### Task to carry out:
Pick every line from the data that holds the word "病历书写及全身体格检查".

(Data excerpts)
• • •

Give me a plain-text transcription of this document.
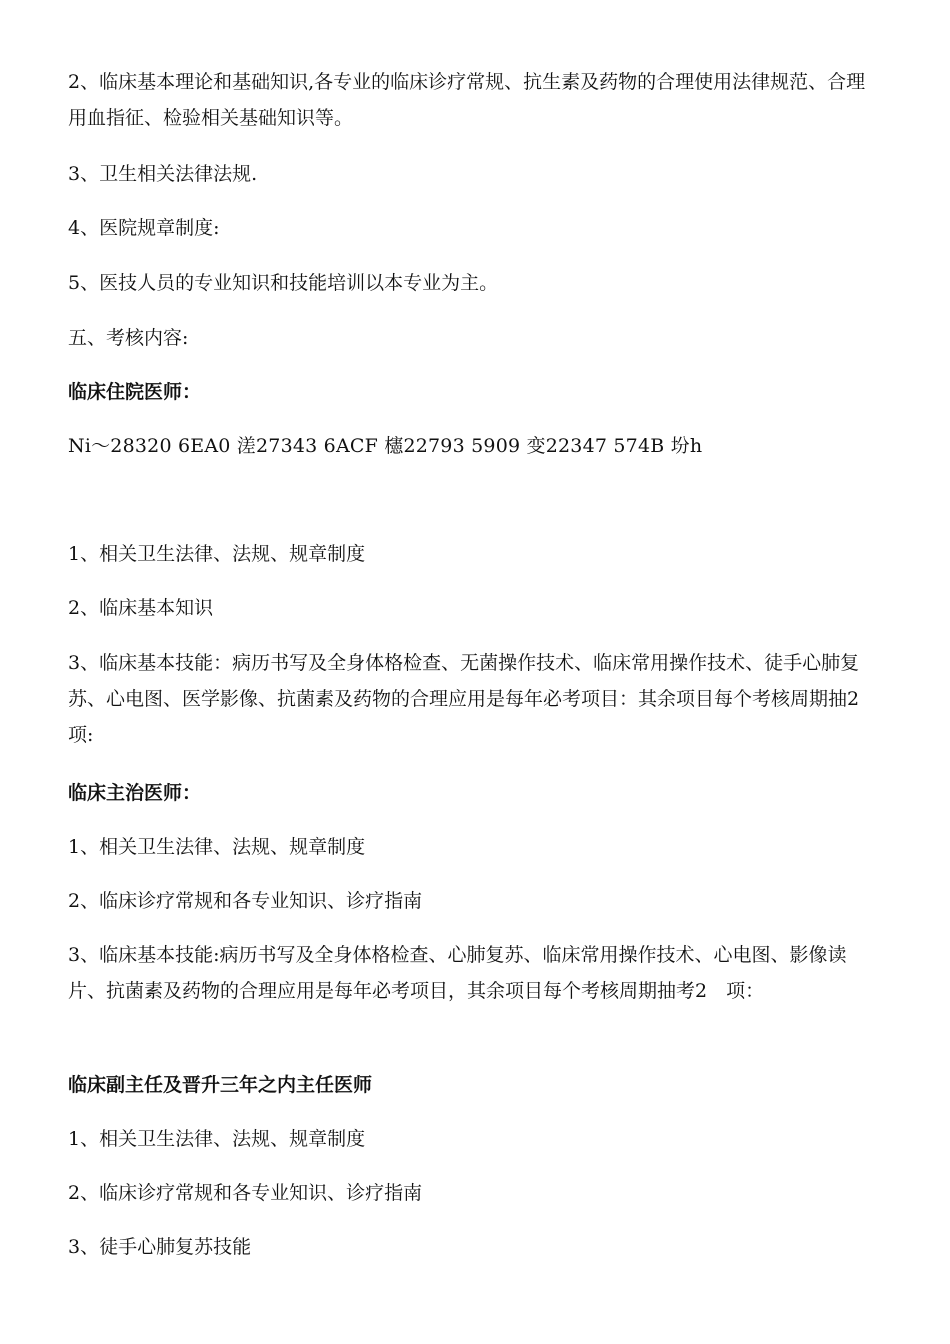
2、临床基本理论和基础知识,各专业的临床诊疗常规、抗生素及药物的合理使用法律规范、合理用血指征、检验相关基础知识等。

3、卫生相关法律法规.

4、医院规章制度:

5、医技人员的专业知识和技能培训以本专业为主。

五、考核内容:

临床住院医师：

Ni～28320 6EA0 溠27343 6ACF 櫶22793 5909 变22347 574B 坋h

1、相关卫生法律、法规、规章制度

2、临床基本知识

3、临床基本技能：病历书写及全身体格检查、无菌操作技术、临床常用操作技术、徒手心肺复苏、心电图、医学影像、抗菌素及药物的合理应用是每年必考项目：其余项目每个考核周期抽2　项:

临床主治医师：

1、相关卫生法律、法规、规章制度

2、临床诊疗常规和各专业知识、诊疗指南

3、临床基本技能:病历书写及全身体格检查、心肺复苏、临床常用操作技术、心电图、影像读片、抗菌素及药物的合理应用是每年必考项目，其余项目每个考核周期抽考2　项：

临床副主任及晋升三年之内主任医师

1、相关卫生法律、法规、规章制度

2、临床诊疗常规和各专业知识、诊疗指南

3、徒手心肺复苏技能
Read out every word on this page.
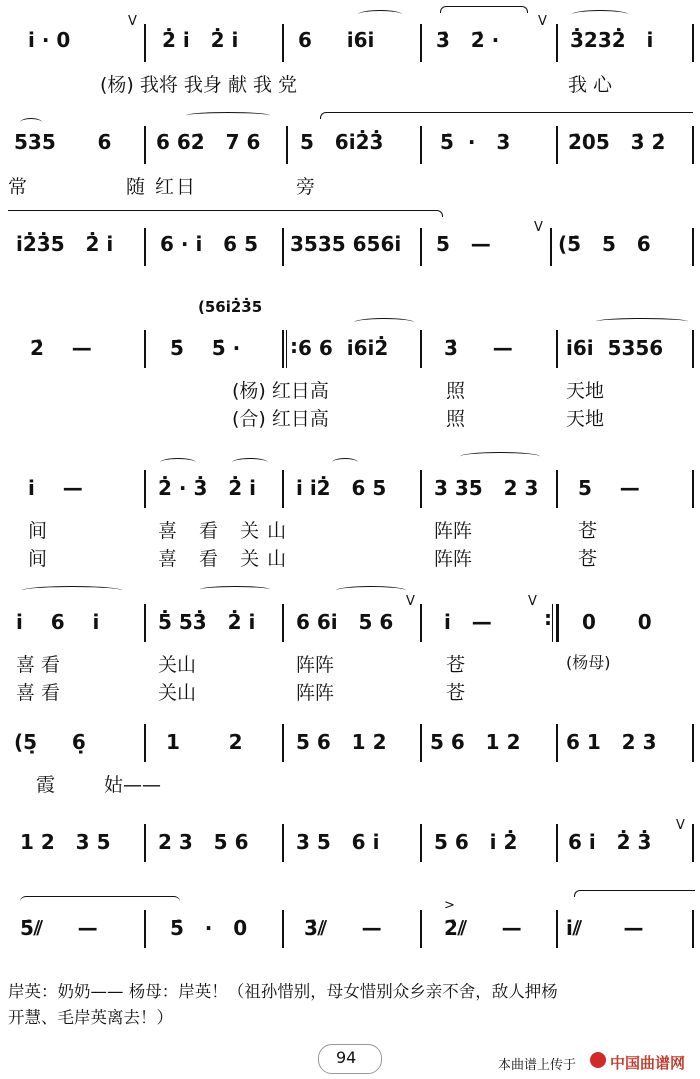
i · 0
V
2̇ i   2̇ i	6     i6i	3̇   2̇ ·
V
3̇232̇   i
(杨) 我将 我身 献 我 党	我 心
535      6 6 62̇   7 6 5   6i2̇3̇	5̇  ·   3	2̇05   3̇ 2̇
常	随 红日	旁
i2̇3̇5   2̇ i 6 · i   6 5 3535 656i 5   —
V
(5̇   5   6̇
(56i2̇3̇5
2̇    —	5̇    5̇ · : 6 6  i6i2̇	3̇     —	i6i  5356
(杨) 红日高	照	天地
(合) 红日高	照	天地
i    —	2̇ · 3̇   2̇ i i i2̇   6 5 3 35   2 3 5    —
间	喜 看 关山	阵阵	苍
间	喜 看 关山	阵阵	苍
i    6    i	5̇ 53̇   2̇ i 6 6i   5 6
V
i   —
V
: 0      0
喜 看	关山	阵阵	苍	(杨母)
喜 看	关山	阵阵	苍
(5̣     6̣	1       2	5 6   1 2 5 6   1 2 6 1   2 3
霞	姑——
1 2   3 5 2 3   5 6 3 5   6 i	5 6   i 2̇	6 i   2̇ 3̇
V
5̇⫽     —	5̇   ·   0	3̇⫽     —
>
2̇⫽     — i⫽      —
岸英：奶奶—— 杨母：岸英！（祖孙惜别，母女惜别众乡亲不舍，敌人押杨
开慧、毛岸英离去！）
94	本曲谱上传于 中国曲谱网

• • •

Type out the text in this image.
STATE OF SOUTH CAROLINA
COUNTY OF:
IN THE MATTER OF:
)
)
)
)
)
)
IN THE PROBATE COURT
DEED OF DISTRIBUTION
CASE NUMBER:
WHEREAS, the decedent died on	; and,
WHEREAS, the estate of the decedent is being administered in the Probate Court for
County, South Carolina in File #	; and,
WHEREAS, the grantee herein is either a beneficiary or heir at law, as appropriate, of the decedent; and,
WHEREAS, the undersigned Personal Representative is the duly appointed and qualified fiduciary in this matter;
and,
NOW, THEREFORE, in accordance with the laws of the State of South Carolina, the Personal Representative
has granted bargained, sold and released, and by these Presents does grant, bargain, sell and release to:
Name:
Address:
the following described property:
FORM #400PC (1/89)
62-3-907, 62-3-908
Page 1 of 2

• • •

### Solution to this problem:
3、临床基本技能：病历书写及全身体格检查、无菌操作技术、临床常用操作技术、徒手心肺复苏、心电图、医学影像、抗菌素及药物的合理应用是每年必考项目：其余项目每个考核周期抽2　项:
3、临床基本技能:病历书写及全身体格检查、心肺复苏、临床常用操作技术、心电图、影像读片、抗菌素及药物的合理应用是每年必考项目，其余项目每个考核周期抽考2　项：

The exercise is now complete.